§ **REQUIRED TASK**
Copy verbatim the lines starting with the one that contains "tab-title: TanmayBansal — [914, 15, 1003, 33]" and ending with the one that contains "mail-icon[interactable]: ✉ —", including both of those lines.

+++ TASK DATA +++

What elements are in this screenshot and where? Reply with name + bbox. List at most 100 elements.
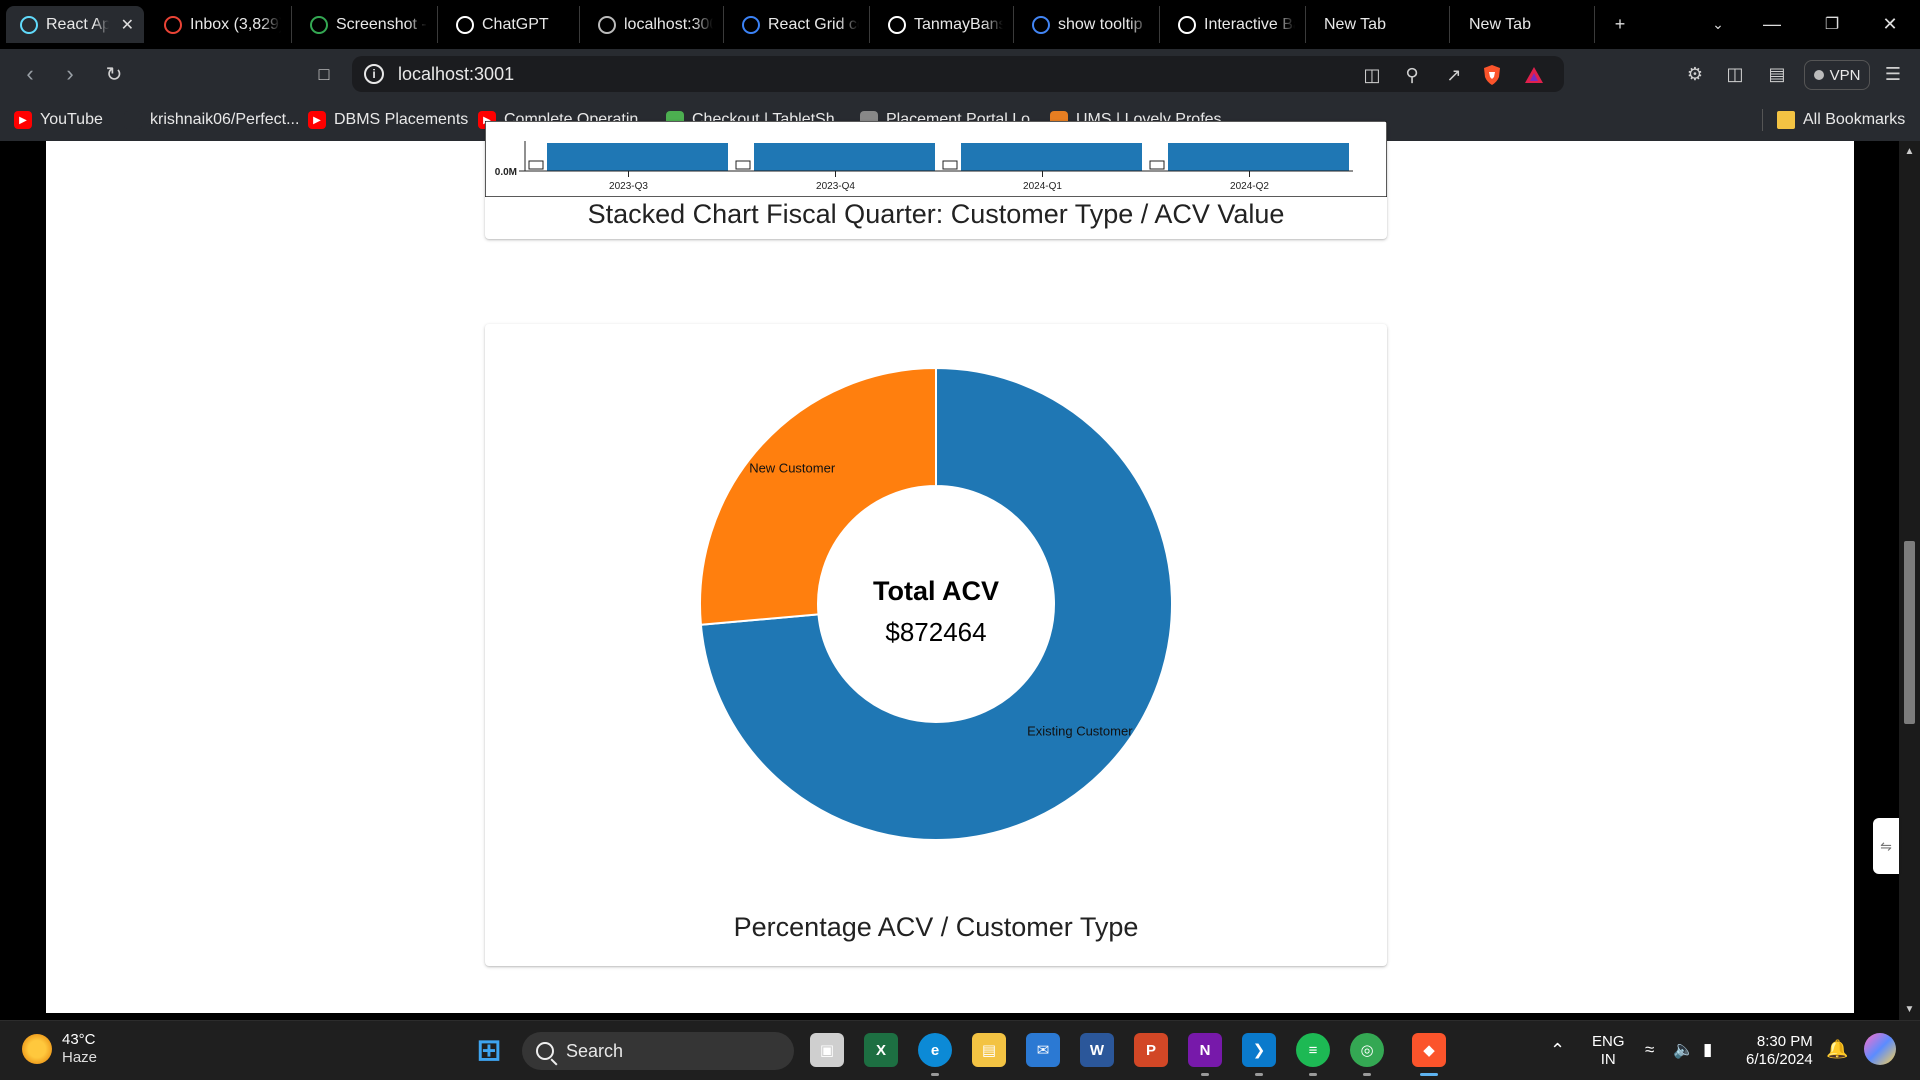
tab-title: TanmayBansal — [914, 15, 1003, 33]
share-icon[interactable]: ↗ — [1442, 63, 1466, 87]
all-bookmarks-button[interactable]: All Bookmarks — [1762, 109, 1905, 131]
vpn-status-icon — [1813, 70, 1824, 80]
stacked-bar[interactable] — [547, 143, 728, 171]
menu-icon[interactable]: ☰ — [1880, 61, 1906, 87]
google-drive-icon — [310, 15, 328, 34]
tray-chevron-icon[interactable]: ⌃ — [1550, 1041, 1565, 1059]
clock[interactable]: 8:30 PM 6/16/2024 — [1746, 1033, 1813, 1069]
scroll-up-icon[interactable]: ▲ — [1903, 145, 1916, 158]
react-icon — [20, 15, 38, 34]
scroll-down-icon[interactable]: ▼ — [1903, 1003, 1916, 1016]
minimize-icon[interactable]: — — [1752, 8, 1792, 40]
browser-tab[interactable]: New Tab — [1455, 6, 1595, 43]
browser-toolbar: ‹ › ↻ □ i localhost:3001 ◫ ⚲ ↗ ⚙ ◫ ▤ VPN… — [0, 49, 1920, 99]
wallet-icon[interactable]: ▤ — [1764, 61, 1790, 87]
slice-label: New Customer — [749, 460, 836, 475]
task-view-icon[interactable]: ▣ — [810, 1033, 844, 1067]
react-grid-icon — [742, 15, 760, 34]
weather-widget[interactable]: 43°C Haze — [22, 1031, 97, 1067]
volume-icon[interactable]: 🔈 — [1673, 1041, 1694, 1059]
scrollbar-thumb[interactable] — [1904, 541, 1915, 724]
excel-icon[interactable]: X — [864, 1033, 898, 1067]
new-tab-button[interactable]: + — [1600, 8, 1640, 40]
stacked-chart-title: Stacked Chart Fiscal Quarter: Customer T… — [587, 199, 1285, 229]
taskbar-search[interactable]: Search — [522, 1032, 794, 1070]
close-window-icon[interactable]: ✕ — [1870, 8, 1910, 40]
url-text[interactable]: localhost:3001 — [398, 64, 514, 85]
page-viewport: 0.0M 2023-Q3 2023-Q4 2024-Q1 2024-Q2 Stacke… — [0, 121, 1920, 1020]
address-bar[interactable]: i localhost:3001 ◫ ⚲ ↗ — [352, 56, 1564, 92]
onenote-icon[interactable]: N — [1188, 1033, 1222, 1067]
stacked-bar-segment[interactable] — [735, 160, 751, 170]
browser-tab[interactable]: React Grid co — [728, 6, 870, 43]
language-indicator[interactable]: ENG IN — [1592, 1033, 1625, 1069]
notification-bell-icon[interactable]: 🔔 — [1826, 1040, 1848, 1058]
browser-tab[interactable]: localhost:3000 — [584, 6, 724, 43]
browser-tab[interactable]: Inbox (3,829) — [150, 6, 292, 43]
browser-tab-strip: React App ✕ Inbox (3,829) Screenshot - ChatG… — [0, 0, 1920, 49]
mail-icon[interactable]: ✉ — [1026, 1033, 1060, 1067]
stacked-bar-chart: 0.0M 2023-Q3 2023-Q4 2024-Q1 2024-Q2 — [485, 121, 1387, 197]
brave-rewards-icon[interactable] — [1522, 63, 1546, 87]
wifi-icon[interactable]: ≈ — [1645, 1041, 1654, 1059]
spotify-icon[interactable]: ≡ — [1296, 1033, 1330, 1067]
word-icon[interactable]: W — [1080, 1033, 1114, 1067]
stacked-chart-card: 0.0M 2023-Q3 2023-Q4 2024-Q1 2024-Q2 Stacke… — [485, 121, 1387, 239]
bookmark-icon[interactable]: □ — [310, 60, 338, 88]
bookmark-label: DBMS Placements — [334, 111, 469, 128]
cast-icon[interactable]: ◫ — [1360, 63, 1384, 87]
bookmark-item[interactable]: krishnaik06/Perfect... — [124, 109, 299, 131]
browser-tab[interactable]: TanmayBansal — [874, 6, 1014, 43]
bookmark-item[interactable]: ▶ DBMS Placements — [308, 109, 468, 131]
back-arrow-icon[interactable]: ‹ — [16, 60, 44, 88]
vpn-label: VPN — [1829, 66, 1861, 84]
browser-tab[interactable]: Screenshot - — [296, 6, 438, 43]
battery-icon[interactable]: ▮ — [1703, 1041, 1712, 1059]
file-explorer-icon[interactable]: ▤ — [972, 1033, 1006, 1067]
browser-tab[interactable]: React App ✕ — [6, 6, 144, 43]
page-scrollbar[interactable]: ▲ ▼ — [1899, 141, 1920, 1020]
stacked-bar[interactable] — [754, 143, 935, 171]
browser-tab[interactable]: show tooltip — [1018, 6, 1160, 43]
close-tab-icon[interactable]: ✕ — [121, 15, 134, 35]
running-indicator — [1309, 1073, 1317, 1076]
copilot-icon[interactable] — [1864, 1033, 1896, 1065]
forward-arrow-icon[interactable]: › — [56, 60, 84, 88]
stacked-bar-segment[interactable] — [1149, 160, 1165, 170]
stacked-bar-segment[interactable] — [528, 160, 544, 170]
medium-icon — [1178, 15, 1196, 34]
side-panel-handle-icon[interactable]: ⇋ — [1873, 818, 1899, 874]
clock-date: 6/16/2024 — [1746, 1051, 1813, 1068]
region-code: IN — [1600, 1051, 1616, 1068]
stacked-bar[interactable] — [1168, 143, 1349, 171]
running-indicator — [931, 1073, 939, 1076]
clock-time: 8:30 PM — [1756, 1033, 1813, 1050]
zoom-icon[interactable]: ⚲ — [1400, 63, 1424, 87]
edge-icon[interactable]: e — [918, 1033, 952, 1067]
stacked-bar-segment[interactable] — [942, 160, 958, 170]
browser-tab[interactable]: ChatGPT — [442, 6, 580, 43]
tab-title: Screenshot - — [336, 15, 427, 33]
windows-start-icon[interactable]: ⊞ — [472, 1033, 506, 1067]
site-info-icon[interactable]: i — [364, 64, 384, 84]
chrome-icon[interactable]: ◎ — [1350, 1033, 1384, 1067]
bookmark-label: YouTube — [40, 111, 103, 128]
google-icon — [1032, 15, 1050, 34]
extensions-icon[interactable]: ⚙ — [1682, 61, 1708, 87]
stacked-bar[interactable] — [961, 143, 1142, 171]
tab-search-chevron-icon[interactable]: ⌄ — [1698, 8, 1738, 40]
tab-title: React Grid co — [768, 15, 859, 33]
restore-icon[interactable]: ❐ — [1812, 8, 1852, 40]
all-bookmarks-label: All Bookmarks — [1803, 111, 1906, 128]
reload-icon[interactable]: ↻ — [100, 60, 128, 88]
vscode-icon[interactable]: ❯ — [1242, 1033, 1276, 1067]
sidebar-icon[interactable]: ◫ — [1722, 61, 1748, 87]
brave-shields-icon[interactable] — [1480, 63, 1504, 87]
brave-icon[interactable]: ◆ — [1412, 1033, 1446, 1067]
vpn-button[interactable]: VPN — [1804, 60, 1870, 90]
search-icon — [536, 1042, 554, 1060]
bookmark-item[interactable]: ▶ YouTube — [14, 109, 103, 131]
powerpoint-icon[interactable]: P — [1134, 1033, 1168, 1067]
browser-tab[interactable]: New Tab — [1310, 6, 1450, 43]
browser-tab[interactable]: Interactive Ba — [1164, 6, 1306, 43]
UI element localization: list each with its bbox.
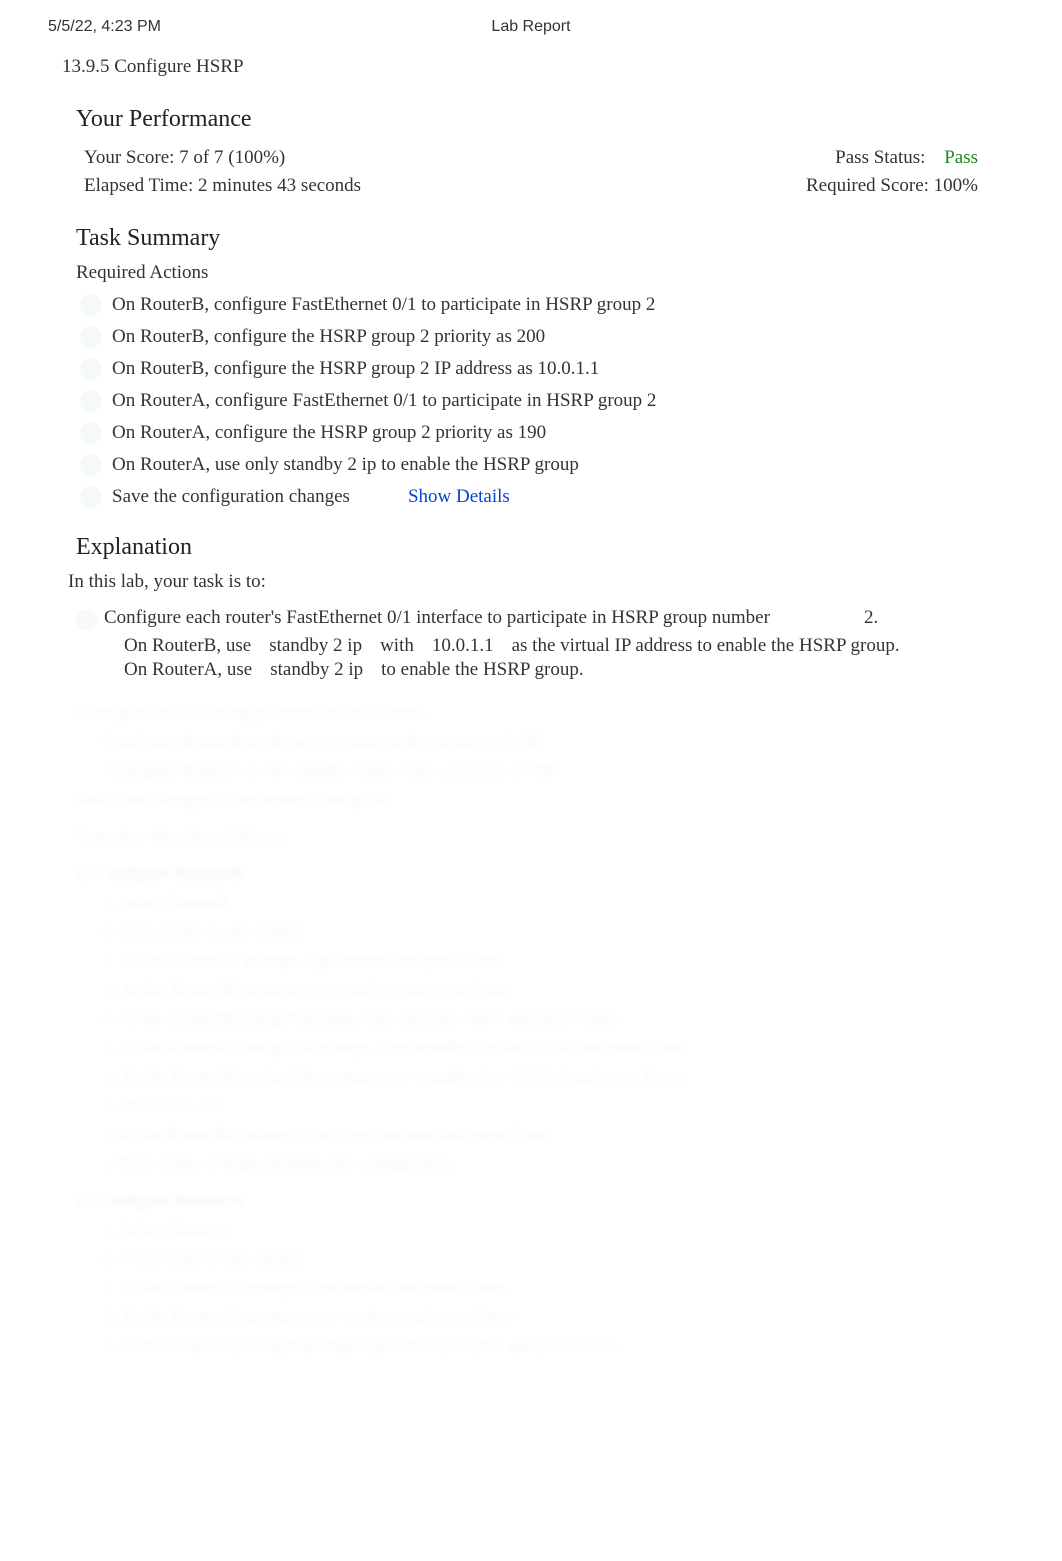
- faded-content: Configure the following priorities on th…: [50, 699, 1012, 1359]
- action-item-save: Save the configuration changes Show Deta…: [76, 486, 986, 508]
- show-details-link[interactable]: Show Details: [408, 486, 510, 508]
- check-icon: [80, 294, 102, 316]
- action-item: On RouterB, configure the HSRP group 2 p…: [76, 326, 986, 348]
- required-actions-label: Required Actions: [76, 262, 986, 284]
- performance-heading: Your Performance: [76, 106, 986, 133]
- check-icon: [80, 454, 102, 476]
- pass-status: Pass Status: Pass: [835, 147, 978, 169]
- explanation-heading: Explanation: [76, 534, 986, 561]
- bullet-icon: [76, 609, 98, 631]
- hsrp-group-number: 2.: [864, 607, 878, 629]
- check-icon: [80, 390, 102, 412]
- lab-title: 13.9.5 Configure HSRP: [0, 44, 1062, 88]
- check-icon: [80, 422, 102, 444]
- explanation-bullet: Configure each router's FastEthernet 0/1…: [76, 607, 986, 631]
- action-item: On RouterA, use only standby 2 ip to ena…: [76, 454, 986, 476]
- page-header: 5/5/22, 4:23 PM Lab Report: [0, 0, 1062, 44]
- header-title: Lab Report: [491, 18, 570, 36]
- action-list: On RouterB, configure FastEthernet 0/1 t…: [76, 294, 986, 508]
- explanation-sublines: On RouterB, use standby 2 ip with 10.0.1…: [124, 635, 986, 681]
- action-item: On RouterA, configure FastEthernet 0/1 t…: [76, 390, 986, 412]
- explanation-intro: In this lab, your task is to:: [68, 571, 986, 593]
- elapsed-time: Elapsed Time: 2 minutes 43 seconds: [84, 175, 361, 197]
- check-icon: [80, 326, 102, 348]
- action-item: On RouterA, configure the HSRP group 2 p…: [76, 422, 986, 444]
- content-card: Your Performance Your Score: 7 of 7 (100…: [50, 88, 1012, 1359]
- action-item: On RouterB, configure the HSRP group 2 I…: [76, 358, 986, 380]
- pass-value: Pass: [944, 147, 978, 168]
- action-item: On RouterB, configure FastEthernet 0/1 t…: [76, 294, 986, 316]
- header-timestamp: 5/5/22, 4:23 PM: [48, 18, 161, 36]
- task-summary-heading: Task Summary: [76, 225, 986, 252]
- check-icon: [80, 486, 102, 508]
- required-score: Required Score: 100%: [806, 175, 978, 197]
- check-icon: [80, 358, 102, 380]
- score-label: Your Score: 7 of 7 (100%): [84, 147, 285, 169]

+++

§ **REPLY TO THE EXERCISE**
tab-title: TanmayBansal — [914, 15, 1003, 33]
share-icon[interactable]: ↗ — [1442, 63, 1466, 87]
all-bookmarks-button[interactable]: All Bookmarks — [1762, 109, 1905, 131]
vpn-status-icon — [1813, 70, 1824, 80]
stacked-bar[interactable] — [547, 143, 728, 171]
menu-icon[interactable]: ☰ — [1880, 61, 1906, 87]
google-drive-icon — [310, 15, 328, 34]
tray-chevron-icon[interactable]: ⌃ — [1550, 1041, 1565, 1059]
clock[interactable]: 8:30 PM 6/16/2024 — [1746, 1033, 1813, 1069]
scroll-up-icon[interactable]: ▲ — [1903, 145, 1916, 158]
react-icon — [20, 15, 38, 34]
scroll-down-icon[interactable]: ▼ — [1903, 1003, 1916, 1016]
minimize-icon[interactable]: — — [1752, 8, 1792, 40]
browser-tab[interactable]: New Tab — [1455, 6, 1595, 43]
browser-toolbar: ‹ › ↻ □ i localhost:3001 ◫ ⚲ ↗ ⚙ ◫ ▤ VPN… — [0, 49, 1920, 99]
wallet-icon[interactable]: ▤ — [1764, 61, 1790, 87]
slice-label: New Customer — [749, 460, 836, 475]
task-view-icon[interactable]: ▣ — [810, 1033, 844, 1067]
react-grid-icon — [742, 15, 760, 34]
weather-widget[interactable]: 43°C Haze — [22, 1031, 97, 1067]
volume-icon[interactable]: 🔈 — [1673, 1041, 1694, 1059]
scrollbar-thumb[interactable] — [1904, 541, 1915, 724]
excel-icon[interactable]: X — [864, 1033, 898, 1067]
new-tab-button[interactable]: + — [1600, 8, 1640, 40]
stacked-chart-title: Stacked Chart Fiscal Quarter: Customer T… — [587, 199, 1285, 229]
taskbar-search[interactable]: Search — [522, 1032, 794, 1070]
close-window-icon[interactable]: ✕ — [1870, 8, 1910, 40]
url-text[interactable]: localhost:3001 — [398, 64, 514, 85]
page-viewport: 0.0M 2023-Q3 2023-Q4 2024-Q1 2024-Q2 Stacke… — [0, 121, 1920, 1020]
address-bar[interactable]: i localhost:3001 ◫ ⚲ ↗ — [352, 56, 1564, 92]
onenote-icon[interactable]: N — [1188, 1033, 1222, 1067]
stacked-bar-segment[interactable] — [735, 160, 751, 170]
browser-tab[interactable]: React Grid co — [728, 6, 870, 43]
language-indicator[interactable]: ENG IN — [1592, 1033, 1625, 1069]
notification-bell-icon[interactable]: 🔔 — [1826, 1040, 1848, 1058]
browser-tab[interactable]: localhost:3000 — [584, 6, 724, 43]
browser-tab[interactable]: Inbox (3,829) — [150, 6, 292, 43]
browser-tab-strip: React App ✕ Inbox (3,829) Screenshot - ChatG… — [0, 0, 1920, 49]
mail-icon[interactable]: ✉ — [1026, 1033, 1060, 1067]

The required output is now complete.